** begin Dataset entries **
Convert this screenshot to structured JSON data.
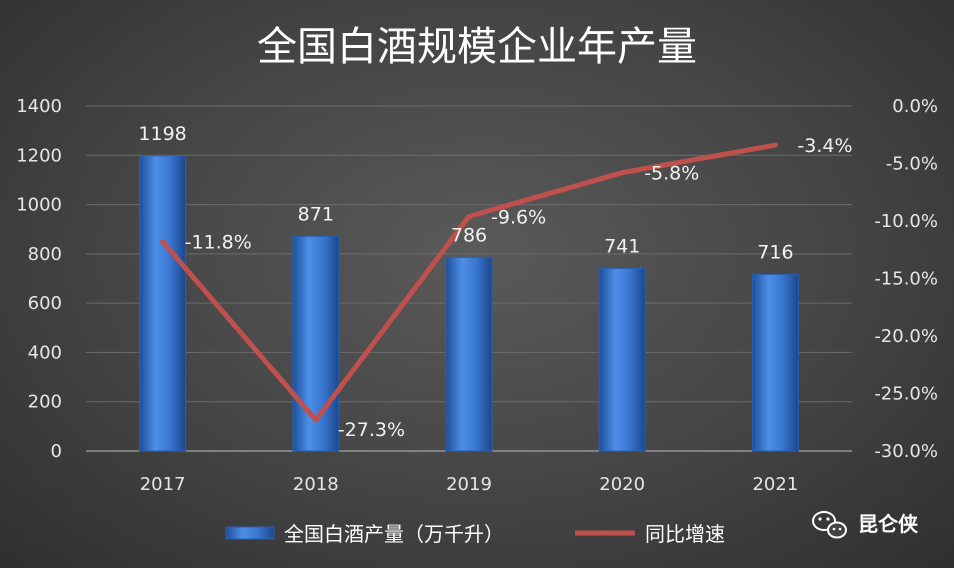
{
  "chart_data": {
    "type": "bar",
    "title": "全国白酒规模企业年产量",
    "categories": [
      "2017",
      "2018",
      "2019",
      "2020",
      "2021"
    ],
    "series": [
      {
        "name": "全国白酒产量（万千升）",
        "type": "bar",
        "axis": "left",
        "color": "#3f7fd6",
        "values": [
          1198,
          871,
          786,
          741,
          716
        ],
        "labels": [
          "1198",
          "871",
          "786",
          "741",
          "716"
        ]
      },
      {
        "name": "同比增速",
        "type": "line",
        "axis": "right",
        "color": "#c0504d",
        "values": [
          -11.8,
          -27.3,
          -9.6,
          -5.8,
          -3.4
        ],
        "labels": [
          "-11.8%",
          "-27.3%",
          "-9.6%",
          "-5.8%",
          "-3.4%"
        ]
      }
    ],
    "y_left": {
      "min": 0,
      "max": 1400,
      "ticks": [
        "0",
        "200",
        "400",
        "600",
        "800",
        "1000",
        "1200",
        "1400"
      ]
    },
    "y_right": {
      "min": -30,
      "max": 0,
      "ticks": [
        "-30.0%",
        "-25.0%",
        "-20.0%",
        "-15.0%",
        "-10.0%",
        "-5.0%",
        "0.0%"
      ]
    },
    "grid": true,
    "legend": "bottom"
  },
  "brand": {
    "icon": "wechat-icon",
    "name": "昆仑侠"
  }
}
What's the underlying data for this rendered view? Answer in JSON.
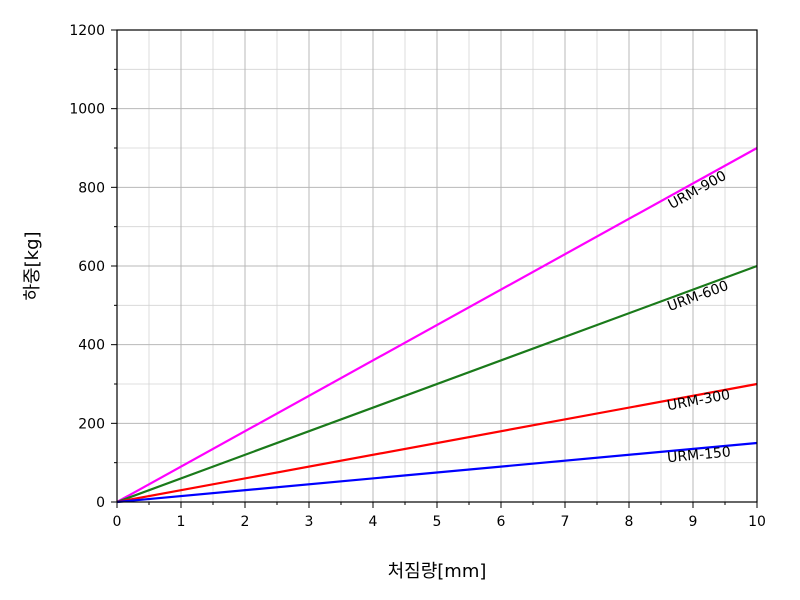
{
  "chart_data": {
    "type": "line",
    "title": "",
    "xlabel": "처짐량[mm]",
    "ylabel": "하중[kg]",
    "xlim": [
      0,
      10
    ],
    "ylim": [
      0,
      1200
    ],
    "xticks": [
      0,
      1,
      2,
      3,
      4,
      5,
      6,
      7,
      8,
      9,
      10
    ],
    "yticks": [
      0,
      200,
      400,
      600,
      800,
      1000,
      1200
    ],
    "grid": true,
    "series": [
      {
        "name": "URM-900",
        "color": "#ff00ff",
        "x": [
          0,
          10
        ],
        "y": [
          0,
          900
        ]
      },
      {
        "name": "URM-600",
        "color": "#1a7a1a",
        "x": [
          0,
          10
        ],
        "y": [
          0,
          600
        ]
      },
      {
        "name": "URM-300",
        "color": "#ff0000",
        "x": [
          0,
          10
        ],
        "y": [
          0,
          300
        ]
      },
      {
        "name": "URM-150",
        "color": "#0000ff",
        "x": [
          0,
          10
        ],
        "y": [
          0,
          150
        ]
      }
    ]
  }
}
** end Dataset entries **
Without the pictures, return the entries exactly as they appear.

Convert this screenshot to structured JSON data.
{
  "chart_data": {
    "type": "bar",
    "title": "全国白酒规模企业年产量",
    "categories": [
      "2017",
      "2018",
      "2019",
      "2020",
      "2021"
    ],
    "series": [
      {
        "name": "全国白酒产量（万千升）",
        "type": "bar",
        "axis": "left",
        "color": "#3f7fd6",
        "values": [
          1198,
          871,
          786,
          741,
          716
        ],
        "labels": [
          "1198",
          "871",
          "786",
          "741",
          "716"
        ]
      },
      {
        "name": "同比增速",
        "type": "line",
        "axis": "right",
        "color": "#c0504d",
        "values": [
          -11.8,
          -27.3,
          -9.6,
          -5.8,
          -3.4
        ],
        "labels": [
          "-11.8%",
          "-27.3%",
          "-9.6%",
          "-5.8%",
          "-3.4%"
        ]
      }
    ],
    "y_left": {
      "min": 0,
      "max": 1400,
      "ticks": [
        "0",
        "200",
        "400",
        "600",
        "800",
        "1000",
        "1200",
        "1400"
      ]
    },
    "y_right": {
      "min": -30,
      "max": 0,
      "ticks": [
        "-30.0%",
        "-25.0%",
        "-20.0%",
        "-15.0%",
        "-10.0%",
        "-5.0%",
        "0.0%"
      ]
    },
    "grid": true,
    "legend": "bottom"
  },
  "brand": {
    "icon": "wechat-icon",
    "name": "昆仑侠"
  }
}
What's the underlying data for this rendered view? Answer in JSON.
{
  "chart_data": {
    "type": "line",
    "title": "",
    "xlabel": "처짐량[mm]",
    "ylabel": "하중[kg]",
    "xlim": [
      0,
      10
    ],
    "ylim": [
      0,
      1200
    ],
    "xticks": [
      0,
      1,
      2,
      3,
      4,
      5,
      6,
      7,
      8,
      9,
      10
    ],
    "yticks": [
      0,
      200,
      400,
      600,
      800,
      1000,
      1200
    ],
    "grid": true,
    "series": [
      {
        "name": "URM-900",
        "color": "#ff00ff",
        "x": [
          0,
          10
        ],
        "y": [
          0,
          900
        ]
      },
      {
        "name": "URM-600",
        "color": "#1a7a1a",
        "x": [
          0,
          10
        ],
        "y": [
          0,
          600
        ]
      },
      {
        "name": "URM-300",
        "color": "#ff0000",
        "x": [
          0,
          10
        ],
        "y": [
          0,
          300
        ]
      },
      {
        "name": "URM-150",
        "color": "#0000ff",
        "x": [
          0,
          10
        ],
        "y": [
          0,
          150
        ]
      }
    ]
  }
}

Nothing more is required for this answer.